:: Supplied records ::
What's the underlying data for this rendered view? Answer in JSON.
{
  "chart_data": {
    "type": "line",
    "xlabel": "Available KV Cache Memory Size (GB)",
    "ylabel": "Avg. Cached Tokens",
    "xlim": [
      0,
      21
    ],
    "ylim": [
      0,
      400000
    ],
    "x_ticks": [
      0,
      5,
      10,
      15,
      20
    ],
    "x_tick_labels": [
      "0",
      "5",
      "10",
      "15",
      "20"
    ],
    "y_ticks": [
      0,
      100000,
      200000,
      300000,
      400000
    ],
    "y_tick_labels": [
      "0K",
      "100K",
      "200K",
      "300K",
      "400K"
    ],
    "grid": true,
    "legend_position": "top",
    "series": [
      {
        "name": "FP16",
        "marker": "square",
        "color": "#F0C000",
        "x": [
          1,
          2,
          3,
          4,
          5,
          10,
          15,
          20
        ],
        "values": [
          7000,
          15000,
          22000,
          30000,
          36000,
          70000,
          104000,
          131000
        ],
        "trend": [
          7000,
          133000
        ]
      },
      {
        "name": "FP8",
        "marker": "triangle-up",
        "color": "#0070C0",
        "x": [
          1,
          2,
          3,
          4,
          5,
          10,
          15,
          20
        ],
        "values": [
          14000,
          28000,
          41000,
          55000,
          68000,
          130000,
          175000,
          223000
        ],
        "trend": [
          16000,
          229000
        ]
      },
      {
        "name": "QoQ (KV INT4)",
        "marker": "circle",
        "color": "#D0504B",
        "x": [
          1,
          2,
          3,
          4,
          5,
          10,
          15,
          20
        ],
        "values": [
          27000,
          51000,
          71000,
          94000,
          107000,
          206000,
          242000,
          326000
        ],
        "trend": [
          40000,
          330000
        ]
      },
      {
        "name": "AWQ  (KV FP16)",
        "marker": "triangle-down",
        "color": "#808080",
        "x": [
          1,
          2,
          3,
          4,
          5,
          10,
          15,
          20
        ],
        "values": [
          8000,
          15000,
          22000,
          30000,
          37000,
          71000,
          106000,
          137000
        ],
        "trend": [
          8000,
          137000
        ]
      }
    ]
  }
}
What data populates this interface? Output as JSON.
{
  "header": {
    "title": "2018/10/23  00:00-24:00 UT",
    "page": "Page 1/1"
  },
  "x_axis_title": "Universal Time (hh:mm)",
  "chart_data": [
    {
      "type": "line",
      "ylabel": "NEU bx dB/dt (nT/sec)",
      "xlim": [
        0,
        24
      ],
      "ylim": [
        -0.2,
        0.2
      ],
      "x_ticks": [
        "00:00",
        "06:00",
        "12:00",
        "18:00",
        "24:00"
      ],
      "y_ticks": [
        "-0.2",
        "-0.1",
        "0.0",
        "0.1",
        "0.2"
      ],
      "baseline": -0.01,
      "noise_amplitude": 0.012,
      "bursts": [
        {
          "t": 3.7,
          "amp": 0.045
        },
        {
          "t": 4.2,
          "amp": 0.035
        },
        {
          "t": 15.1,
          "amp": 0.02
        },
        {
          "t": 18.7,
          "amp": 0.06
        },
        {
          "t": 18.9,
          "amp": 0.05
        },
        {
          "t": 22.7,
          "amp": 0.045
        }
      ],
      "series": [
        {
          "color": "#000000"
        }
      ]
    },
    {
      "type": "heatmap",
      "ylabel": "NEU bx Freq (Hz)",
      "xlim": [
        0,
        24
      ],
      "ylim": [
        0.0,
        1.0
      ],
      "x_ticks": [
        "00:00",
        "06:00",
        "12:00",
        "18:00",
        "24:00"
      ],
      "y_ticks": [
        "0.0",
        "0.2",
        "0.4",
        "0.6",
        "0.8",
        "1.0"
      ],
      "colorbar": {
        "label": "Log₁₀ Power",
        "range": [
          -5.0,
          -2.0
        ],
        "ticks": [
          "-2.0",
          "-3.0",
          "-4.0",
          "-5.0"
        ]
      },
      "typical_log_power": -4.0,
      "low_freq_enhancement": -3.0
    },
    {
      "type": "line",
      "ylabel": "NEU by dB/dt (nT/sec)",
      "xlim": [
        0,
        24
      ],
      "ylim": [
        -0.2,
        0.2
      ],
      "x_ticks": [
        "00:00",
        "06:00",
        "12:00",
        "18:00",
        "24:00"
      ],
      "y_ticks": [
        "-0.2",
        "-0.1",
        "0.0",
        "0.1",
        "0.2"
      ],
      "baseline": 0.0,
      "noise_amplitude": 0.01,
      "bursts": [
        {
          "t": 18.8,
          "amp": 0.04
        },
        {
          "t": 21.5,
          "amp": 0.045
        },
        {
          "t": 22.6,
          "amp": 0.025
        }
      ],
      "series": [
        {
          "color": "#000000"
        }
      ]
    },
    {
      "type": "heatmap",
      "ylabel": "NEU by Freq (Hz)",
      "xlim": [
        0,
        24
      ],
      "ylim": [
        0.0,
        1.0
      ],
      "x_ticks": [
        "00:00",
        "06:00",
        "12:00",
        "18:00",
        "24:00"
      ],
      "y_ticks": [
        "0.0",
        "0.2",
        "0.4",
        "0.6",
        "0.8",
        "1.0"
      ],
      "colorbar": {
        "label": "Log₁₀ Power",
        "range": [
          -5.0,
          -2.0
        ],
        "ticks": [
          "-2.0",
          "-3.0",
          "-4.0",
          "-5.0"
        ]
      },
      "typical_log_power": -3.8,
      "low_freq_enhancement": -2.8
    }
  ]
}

:: Given instruction ::
Set down the listing above in full, please, exactly as it appears.

:: The answer ::
What's the underlying data for this rendered view? Answer in JSON.
{
  "chart_data": {
    "type": "line",
    "xlabel": "Available KV Cache Memory Size (GB)",
    "ylabel": "Avg. Cached Tokens",
    "xlim": [
      0,
      21
    ],
    "ylim": [
      0,
      400000
    ],
    "x_ticks": [
      0,
      5,
      10,
      15,
      20
    ],
    "x_tick_labels": [
      "0",
      "5",
      "10",
      "15",
      "20"
    ],
    "y_ticks": [
      0,
      100000,
      200000,
      300000,
      400000
    ],
    "y_tick_labels": [
      "0K",
      "100K",
      "200K",
      "300K",
      "400K"
    ],
    "grid": true,
    "legend_position": "top",
    "series": [
      {
        "name": "FP16",
        "marker": "square",
        "color": "#F0C000",
        "x": [
          1,
          2,
          3,
          4,
          5,
          10,
          15,
          20
        ],
        "values": [
          7000,
          15000,
          22000,
          30000,
          36000,
          70000,
          104000,
          131000
        ],
        "trend": [
          7000,
          133000
        ]
      },
      {
        "name": "FP8",
        "marker": "triangle-up",
        "color": "#0070C0",
        "x": [
          1,
          2,
          3,
          4,
          5,
          10,
          15,
          20
        ],
        "values": [
          14000,
          28000,
          41000,
          55000,
          68000,
          130000,
          175000,
          223000
        ],
        "trend": [
          16000,
          229000
        ]
      },
      {
        "name": "QoQ (KV INT4)",
        "marker": "circle",
        "color": "#D0504B",
        "x": [
          1,
          2,
          3,
          4,
          5,
          10,
          15,
          20
        ],
        "values": [
          27000,
          51000,
          71000,
          94000,
          107000,
          206000,
          242000,
          326000
        ],
        "trend": [
          40000,
          330000
        ]
      },
      {
        "name": "AWQ  (KV FP16)",
        "marker": "triangle-down",
        "color": "#808080",
        "x": [
          1,
          2,
          3,
          4,
          5,
          10,
          15,
          20
        ],
        "values": [
          8000,
          15000,
          22000,
          30000,
          37000,
          71000,
          106000,
          137000
        ],
        "trend": [
          8000,
          137000
        ]
      }
    ]
  }
}
What data populates this interface? Output as JSON.
{
  "header": {
    "title": "2018/10/23  00:00-24:00 UT",
    "page": "Page 1/1"
  },
  "x_axis_title": "Universal Time (hh:mm)",
  "chart_data": [
    {
      "type": "line",
      "ylabel": "NEU bx dB/dt (nT/sec)",
      "xlim": [
        0,
        24
      ],
      "ylim": [
        -0.2,
        0.2
      ],
      "x_ticks": [
        "00:00",
        "06:00",
        "12:00",
        "18:00",
        "24:00"
      ],
      "y_ticks": [
        "-0.2",
        "-0.1",
        "0.0",
        "0.1",
        "0.2"
      ],
      "baseline": -0.01,
      "noise_amplitude": 0.012,
      "bursts": [
        {
          "t": 3.7,
          "amp": 0.045
        },
        {
          "t": 4.2,
          "amp": 0.035
        },
        {
          "t": 15.1,
          "amp": 0.02
        },
        {
          "t": 18.7,
          "amp": 0.06
        },
        {
          "t": 18.9,
          "amp": 0.05
        },
        {
          "t": 22.7,
          "amp": 0.045
        }
      ],
      "series": [
        {
          "color": "#000000"
        }
      ]
    },
    {
      "type": "heatmap",
      "ylabel": "NEU bx Freq (Hz)",
      "xlim": [
        0,
        24
      ],
      "ylim": [
        0.0,
        1.0
      ],
      "x_ticks": [
        "00:00",
        "06:00",
        "12:00",
        "18:00",
        "24:00"
      ],
      "y_ticks": [
        "0.0",
        "0.2",
        "0.4",
        "0.6",
        "0.8",
        "1.0"
      ],
      "colorbar": {
        "label": "Log₁₀ Power",
        "range": [
          -5.0,
          -2.0
        ],
        "ticks": [
          "-2.0",
          "-3.0",
          "-4.0",
          "-5.0"
        ]
      },
      "typical_log_power": -4.0,
      "low_freq_enhancement": -3.0
    },
    {
      "type": "line",
      "ylabel": "NEU by dB/dt (nT/sec)",
      "xlim": [
        0,
        24
      ],
      "ylim": [
        -0.2,
        0.2
      ],
      "x_ticks": [
        "00:00",
        "06:00",
        "12:00",
        "18:00",
        "24:00"
      ],
      "y_ticks": [
        "-0.2",
        "-0.1",
        "0.0",
        "0.1",
        "0.2"
      ],
      "baseline": 0.0,
      "noise_amplitude": 0.01,
      "bursts": [
        {
          "t": 18.8,
          "amp": 0.04
        },
        {
          "t": 21.5,
          "amp": 0.045
        },
        {
          "t": 22.6,
          "amp": 0.025
        }
      ],
      "series": [
        {
          "color": "#000000"
        }
      ]
    },
    {
      "type": "heatmap",
      "ylabel": "NEU by Freq (Hz)",
      "xlim": [
        0,
        24
      ],
      "ylim": [
        0.0,
        1.0
      ],
      "x_ticks": [
        "00:00",
        "06:00",
        "12:00",
        "18:00",
        "24:00"
      ],
      "y_ticks": [
        "0.0",
        "0.2",
        "0.4",
        "0.6",
        "0.8",
        "1.0"
      ],
      "colorbar": {
        "label": "Log₁₀ Power",
        "range": [
          -5.0,
          -2.0
        ],
        "ticks": [
          "-2.0",
          "-3.0",
          "-4.0",
          "-5.0"
        ]
      },
      "typical_log_power": -3.8,
      "low_freq_enhancement": -2.8
    }
  ]
}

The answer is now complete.